DeSantis and Moody stood their ground in Tel Aviv Sunday night.

TEL AVIV, ISRAEL — One of the highlights of the Florida Delegation’s trip to Israel: the “ceremonial” Cabinet meeting at the U.S. Embassy in Jerusalem.

Unfortunately, many reporters covering it will be at a disadvantage.

As the USA Today was first to report Saturday, security concerns restrict attendees from getting laptops and phones in.

The Florida Channel will stream the meeting, and despite complaints that an overseas meeting with pen and pad coverage contravenes government in the Sunshine, the Governor and Attorney General Ashley Moody defended the move Sunday evening in Tel Aviv.

DeSantis said: “This is a historic meeting.”

“I’m excited about doing it. For me to have been here two years ago banging the drum to move the embassy, and everyone told me it’s not going to happen. The next year the embassy will open. And the next year, I never thought I’d be here with the Florida Cabinet.”

• Data shown:

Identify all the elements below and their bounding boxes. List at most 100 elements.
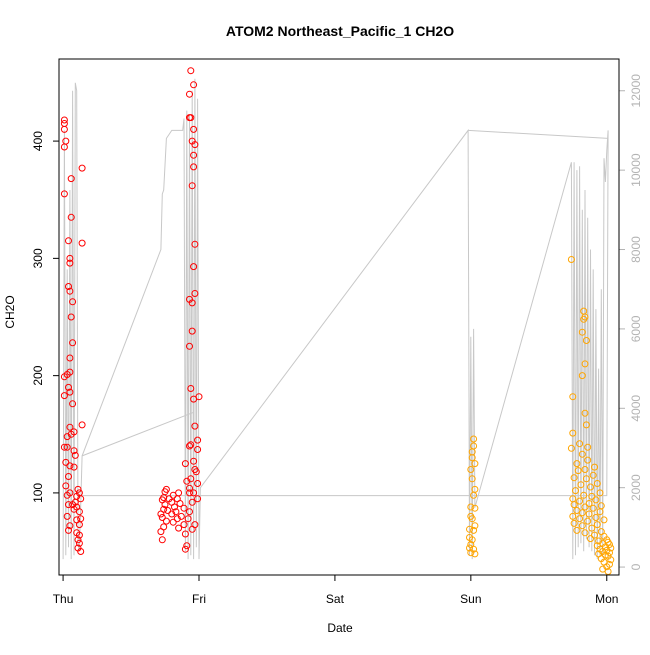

• Task prompt: Summarize the news excerpt about the Florida Cabinet meeting in Jerusalem in two sentences.

• Exercise result: During the Florida Delegation's trip to Israel, a "ceremonial" Cabinet meeting at the U.S. Embassy in Jerusalem will bar laptops and phones for security reasons, leaving many reporters at a disadvantage, though the Florida Channel will stream it. Despite complaints that this overseas, pen-and-pad coverage contravenes government in the Sunshine, DeSantis and Attorney General Ashley Moody defended the move Sunday evening in Tel Aviv, with DeSantis calling it "a historic meeting."